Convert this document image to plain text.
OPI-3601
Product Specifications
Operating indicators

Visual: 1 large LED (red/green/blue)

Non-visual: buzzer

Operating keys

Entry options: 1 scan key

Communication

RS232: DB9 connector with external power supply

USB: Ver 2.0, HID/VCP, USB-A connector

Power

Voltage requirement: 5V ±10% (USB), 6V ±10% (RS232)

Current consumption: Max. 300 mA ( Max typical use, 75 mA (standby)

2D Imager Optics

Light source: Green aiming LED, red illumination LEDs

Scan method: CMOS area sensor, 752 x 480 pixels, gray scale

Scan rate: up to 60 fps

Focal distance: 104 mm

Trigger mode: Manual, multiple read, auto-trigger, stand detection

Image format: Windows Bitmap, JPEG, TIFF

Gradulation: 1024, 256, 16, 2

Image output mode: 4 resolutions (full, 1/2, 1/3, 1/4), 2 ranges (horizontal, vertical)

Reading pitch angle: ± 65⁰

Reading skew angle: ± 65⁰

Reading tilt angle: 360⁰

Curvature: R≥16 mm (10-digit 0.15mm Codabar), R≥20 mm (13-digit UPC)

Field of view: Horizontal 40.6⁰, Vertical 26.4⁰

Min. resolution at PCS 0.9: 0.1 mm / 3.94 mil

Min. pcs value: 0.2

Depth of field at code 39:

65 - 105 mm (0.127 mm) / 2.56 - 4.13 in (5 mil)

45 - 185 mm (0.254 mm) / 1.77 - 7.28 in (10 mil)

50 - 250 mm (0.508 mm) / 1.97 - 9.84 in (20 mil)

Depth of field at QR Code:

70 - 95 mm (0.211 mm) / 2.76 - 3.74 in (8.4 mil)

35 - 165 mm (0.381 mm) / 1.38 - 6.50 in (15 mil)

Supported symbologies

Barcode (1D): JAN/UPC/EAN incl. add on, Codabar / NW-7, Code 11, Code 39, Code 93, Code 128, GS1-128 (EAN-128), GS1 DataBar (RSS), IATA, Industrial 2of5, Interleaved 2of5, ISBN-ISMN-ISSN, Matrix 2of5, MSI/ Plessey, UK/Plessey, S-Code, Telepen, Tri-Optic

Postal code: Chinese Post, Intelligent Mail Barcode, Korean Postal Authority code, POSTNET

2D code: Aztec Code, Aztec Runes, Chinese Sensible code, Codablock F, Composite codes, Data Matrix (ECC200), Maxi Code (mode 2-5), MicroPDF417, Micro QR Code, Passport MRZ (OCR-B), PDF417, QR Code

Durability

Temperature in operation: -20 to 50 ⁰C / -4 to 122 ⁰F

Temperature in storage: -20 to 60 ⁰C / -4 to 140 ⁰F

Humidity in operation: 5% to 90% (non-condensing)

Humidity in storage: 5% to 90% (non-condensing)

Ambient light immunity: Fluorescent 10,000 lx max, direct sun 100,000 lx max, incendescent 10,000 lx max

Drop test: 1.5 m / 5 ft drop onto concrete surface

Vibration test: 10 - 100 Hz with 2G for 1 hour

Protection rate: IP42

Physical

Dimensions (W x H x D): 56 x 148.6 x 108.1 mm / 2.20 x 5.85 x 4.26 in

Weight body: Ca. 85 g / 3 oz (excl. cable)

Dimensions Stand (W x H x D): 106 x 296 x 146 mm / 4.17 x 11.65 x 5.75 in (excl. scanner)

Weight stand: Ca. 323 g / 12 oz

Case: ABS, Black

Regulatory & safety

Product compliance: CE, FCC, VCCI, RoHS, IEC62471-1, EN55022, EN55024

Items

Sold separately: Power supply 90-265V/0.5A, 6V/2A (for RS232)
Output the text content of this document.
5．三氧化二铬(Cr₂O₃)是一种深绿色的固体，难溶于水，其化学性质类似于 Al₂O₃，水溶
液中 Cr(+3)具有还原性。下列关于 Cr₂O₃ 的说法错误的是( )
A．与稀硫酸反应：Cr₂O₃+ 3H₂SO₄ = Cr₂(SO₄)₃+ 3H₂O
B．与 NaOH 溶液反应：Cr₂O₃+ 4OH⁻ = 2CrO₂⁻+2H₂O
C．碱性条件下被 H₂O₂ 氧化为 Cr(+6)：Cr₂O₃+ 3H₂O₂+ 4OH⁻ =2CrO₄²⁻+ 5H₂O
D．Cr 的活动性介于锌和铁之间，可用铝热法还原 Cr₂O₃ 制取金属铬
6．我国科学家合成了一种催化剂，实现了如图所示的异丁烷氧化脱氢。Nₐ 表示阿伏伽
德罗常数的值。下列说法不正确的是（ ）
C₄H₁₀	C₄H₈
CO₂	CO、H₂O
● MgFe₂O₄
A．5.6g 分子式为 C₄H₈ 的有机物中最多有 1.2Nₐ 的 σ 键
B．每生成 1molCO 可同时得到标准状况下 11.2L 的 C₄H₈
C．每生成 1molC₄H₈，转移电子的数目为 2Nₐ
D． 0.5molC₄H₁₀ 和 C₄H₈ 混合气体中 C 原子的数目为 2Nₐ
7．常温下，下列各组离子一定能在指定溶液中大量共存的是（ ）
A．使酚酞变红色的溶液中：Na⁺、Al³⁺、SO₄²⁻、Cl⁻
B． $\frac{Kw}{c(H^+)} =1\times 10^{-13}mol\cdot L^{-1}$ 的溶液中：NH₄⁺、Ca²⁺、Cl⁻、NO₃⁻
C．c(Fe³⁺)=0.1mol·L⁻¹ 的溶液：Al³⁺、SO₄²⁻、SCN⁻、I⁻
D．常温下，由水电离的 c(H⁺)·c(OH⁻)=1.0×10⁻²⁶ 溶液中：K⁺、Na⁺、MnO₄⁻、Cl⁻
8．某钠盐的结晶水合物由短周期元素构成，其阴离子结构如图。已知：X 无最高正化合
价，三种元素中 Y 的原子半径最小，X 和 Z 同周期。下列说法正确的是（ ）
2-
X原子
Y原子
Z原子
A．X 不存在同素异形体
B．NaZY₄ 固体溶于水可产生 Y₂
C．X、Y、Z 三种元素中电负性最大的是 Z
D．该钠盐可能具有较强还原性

########################################

__Task requirements__. The entries above must be returned in full, exactly as shown.

__Output of the task__.
Convert this document image to plain text.
OPI-3601
Product Specifications
Operating indicators

Visual: 1 large LED (red/green/blue)

Non-visual: buzzer

Operating keys

Entry options: 1 scan key

Communication

RS232: DB9 connector with external power supply

USB: Ver 2.0, HID/VCP, USB-A connector

Power

Voltage requirement: 5V ±10% (USB), 6V ±10% (RS232)

Current consumption: Max. 300 mA ( Max typical use, 75 mA (standby)

2D Imager Optics

Light source: Green aiming LED, red illumination LEDs

Scan method: CMOS area sensor, 752 x 480 pixels, gray scale

Scan rate: up to 60 fps

Focal distance: 104 mm

Trigger mode: Manual, multiple read, auto-trigger, stand detection

Image format: Windows Bitmap, JPEG, TIFF

Gradulation: 1024, 256, 16, 2

Image output mode: 4 resolutions (full, 1/2, 1/3, 1/4), 2 ranges (horizontal, vertical)

Reading pitch angle: ± 65⁰

Reading skew angle: ± 65⁰

Reading tilt angle: 360⁰

Curvature: R≥16 mm (10-digit 0.15mm Codabar), R≥20 mm (13-digit UPC)

Field of view: Horizontal 40.6⁰, Vertical 26.4⁰

Min. resolution at PCS 0.9: 0.1 mm / 3.94 mil

Min. pcs value: 0.2

Depth of field at code 39:

65 - 105 mm (0.127 mm) / 2.56 - 4.13 in (5 mil)

45 - 185 mm (0.254 mm) / 1.77 - 7.28 in (10 mil)

50 - 250 mm (0.508 mm) / 1.97 - 9.84 in (20 mil)

Depth of field at QR Code:

70 - 95 mm (0.211 mm) / 2.76 - 3.74 in (8.4 mil)

35 - 165 mm (0.381 mm) / 1.38 - 6.50 in (15 mil)

Supported symbologies

Barcode (1D): JAN/UPC/EAN incl. add on, Codabar / NW-7, Code 11, Code 39, Code 93, Code 128, GS1-128 (EAN-128), GS1 DataBar (RSS), IATA, Industrial 2of5, Interleaved 2of5, ISBN-ISMN-ISSN, Matrix 2of5, MSI/ Plessey, UK/Plessey, S-Code, Telepen, Tri-Optic

Postal code: Chinese Post, Intelligent Mail Barcode, Korean Postal Authority code, POSTNET

2D code: Aztec Code, Aztec Runes, Chinese Sensible code, Codablock F, Composite codes, Data Matrix (ECC200), Maxi Code (mode 2-5), MicroPDF417, Micro QR Code, Passport MRZ (OCR-B), PDF417, QR Code

Durability

Temperature in operation: -20 to 50 ⁰C / -4 to 122 ⁰F

Temperature in storage: -20 to 60 ⁰C / -4 to 140 ⁰F

Humidity in operation: 5% to 90% (non-condensing)

Humidity in storage: 5% to 90% (non-condensing)

Ambient light immunity: Fluorescent 10,000 lx max, direct sun 100,000 lx max, incendescent 10,000 lx max

Drop test: 1.5 m / 5 ft drop onto concrete surface

Vibration test: 10 - 100 Hz with 2G for 1 hour

Protection rate: IP42

Physical

Dimensions (W x H x D): 56 x 148.6 x 108.1 mm / 2.20 x 5.85 x 4.26 in

Weight body: Ca. 85 g / 3 oz (excl. cable)

Dimensions Stand (W x H x D): 106 x 296 x 146 mm / 4.17 x 11.65 x 5.75 in (excl. scanner)

Weight stand: Ca. 323 g / 12 oz

Case: ABS, Black

Regulatory & safety

Product compliance: CE, FCC, VCCI, RoHS, IEC62471-1, EN55022, EN55024

Items

Sold separately: Power supply 90-265V/0.5A, 6V/2A (for RS232)
Output the text content of this document.
5．三氧化二铬(Cr₂O₃)是一种深绿色的固体，难溶于水，其化学性质类似于 Al₂O₃，水溶
液中 Cr(+3)具有还原性。下列关于 Cr₂O₃ 的说法错误的是( )
A．与稀硫酸反应：Cr₂O₃+ 3H₂SO₄ = Cr₂(SO₄)₃+ 3H₂O
B．与 NaOH 溶液反应：Cr₂O₃+ 4OH⁻ = 2CrO₂⁻+2H₂O
C．碱性条件下被 H₂O₂ 氧化为 Cr(+6)：Cr₂O₃+ 3H₂O₂+ 4OH⁻ =2CrO₄²⁻+ 5H₂O
D．Cr 的活动性介于锌和铁之间，可用铝热法还原 Cr₂O₃ 制取金属铬
6．我国科学家合成了一种催化剂，实现了如图所示的异丁烷氧化脱氢。Nₐ 表示阿伏伽
德罗常数的值。下列说法不正确的是（ ）
C₄H₁₀	C₄H₈
CO₂	CO、H₂O
● MgFe₂O₄
A．5.6g 分子式为 C₄H₈ 的有机物中最多有 1.2Nₐ 的 σ 键
B．每生成 1molCO 可同时得到标准状况下 11.2L 的 C₄H₈
C．每生成 1molC₄H₈，转移电子的数目为 2Nₐ
D． 0.5molC₄H₁₀ 和 C₄H₈ 混合气体中 C 原子的数目为 2Nₐ
7．常温下，下列各组离子一定能在指定溶液中大量共存的是（ ）
A．使酚酞变红色的溶液中：Na⁺、Al³⁺、SO₄²⁻、Cl⁻
B． $\frac{Kw}{c(H^+)} =1\times 10^{-13}mol\cdot L^{-1}$ 的溶液中：NH₄⁺、Ca²⁺、Cl⁻、NO₃⁻
C．c(Fe³⁺)=0.1mol·L⁻¹ 的溶液：Al³⁺、SO₄²⁻、SCN⁻、I⁻
D．常温下，由水电离的 c(H⁺)·c(OH⁻)=1.0×10⁻²⁶ 溶液中：K⁺、Na⁺、MnO₄⁻、Cl⁻
8．某钠盐的结晶水合物由短周期元素构成，其阴离子结构如图。已知：X 无最高正化合
价，三种元素中 Y 的原子半径最小，X 和 Z 同周期。下列说法正确的是（ ）
2-
X原子
Y原子
Z原子
A．X 不存在同素异形体
B．NaZY₄ 固体溶于水可产生 Y₂
C．X、Y、Z 三种元素中电负性最大的是 Z
D．该钠盐可能具有较强还原性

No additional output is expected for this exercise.